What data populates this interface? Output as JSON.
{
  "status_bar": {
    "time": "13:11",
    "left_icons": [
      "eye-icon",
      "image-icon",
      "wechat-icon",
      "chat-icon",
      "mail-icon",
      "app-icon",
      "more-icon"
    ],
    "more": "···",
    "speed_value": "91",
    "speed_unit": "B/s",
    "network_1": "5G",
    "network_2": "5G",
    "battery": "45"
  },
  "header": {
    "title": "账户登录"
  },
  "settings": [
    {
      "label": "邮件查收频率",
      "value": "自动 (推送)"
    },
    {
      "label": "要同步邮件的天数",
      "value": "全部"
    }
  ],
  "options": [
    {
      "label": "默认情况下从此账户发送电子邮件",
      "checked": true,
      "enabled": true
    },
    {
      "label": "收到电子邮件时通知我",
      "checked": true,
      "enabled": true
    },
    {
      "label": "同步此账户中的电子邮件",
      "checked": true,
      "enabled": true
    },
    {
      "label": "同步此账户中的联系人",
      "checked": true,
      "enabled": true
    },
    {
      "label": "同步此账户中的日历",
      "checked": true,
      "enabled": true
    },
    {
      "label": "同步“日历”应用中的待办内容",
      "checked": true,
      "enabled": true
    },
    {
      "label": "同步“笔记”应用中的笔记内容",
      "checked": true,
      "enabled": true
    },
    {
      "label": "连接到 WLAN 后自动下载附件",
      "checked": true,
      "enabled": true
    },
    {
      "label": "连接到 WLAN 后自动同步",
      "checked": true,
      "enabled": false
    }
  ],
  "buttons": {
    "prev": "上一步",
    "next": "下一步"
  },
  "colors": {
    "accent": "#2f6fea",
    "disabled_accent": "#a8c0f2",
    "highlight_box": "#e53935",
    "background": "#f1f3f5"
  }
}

▶ **Aim of the exercise**
Write out the whole listing again, exactly as it stands.

▶ **Final result**
What data populates this interface? Output as JSON.
{
  "status_bar": {
    "time": "13:11",
    "left_icons": [
      "eye-icon",
      "image-icon",
      "wechat-icon",
      "chat-icon",
      "mail-icon",
      "app-icon",
      "more-icon"
    ],
    "more": "···",
    "speed_value": "91",
    "speed_unit": "B/s",
    "network_1": "5G",
    "network_2": "5G",
    "battery": "45"
  },
  "header": {
    "title": "账户登录"
  },
  "settings": [
    {
      "label": "邮件查收频率",
      "value": "自动 (推送)"
    },
    {
      "label": "要同步邮件的天数",
      "value": "全部"
    }
  ],
  "options": [
    {
      "label": "默认情况下从此账户发送电子邮件",
      "checked": true,
      "enabled": true
    },
    {
      "label": "收到电子邮件时通知我",
      "checked": true,
      "enabled": true
    },
    {
      "label": "同步此账户中的电子邮件",
      "checked": true,
      "enabled": true
    },
    {
      "label": "同步此账户中的联系人",
      "checked": true,
      "enabled": true
    },
    {
      "label": "同步此账户中的日历",
      "checked": true,
      "enabled": true
    },
    {
      "label": "同步“日历”应用中的待办内容",
      "checked": true,
      "enabled": true
    },
    {
      "label": "同步“笔记”应用中的笔记内容",
      "checked": true,
      "enabled": true
    },
    {
      "label": "连接到 WLAN 后自动下载附件",
      "checked": true,
      "enabled": true
    },
    {
      "label": "连接到 WLAN 后自动同步",
      "checked": true,
      "enabled": false
    }
  ],
  "buttons": {
    "prev": "上一步",
    "next": "下一步"
  },
  "colors": {
    "accent": "#2f6fea",
    "disabled_accent": "#a8c0f2",
    "highlight_box": "#e53935",
    "background": "#f1f3f5"
  }
}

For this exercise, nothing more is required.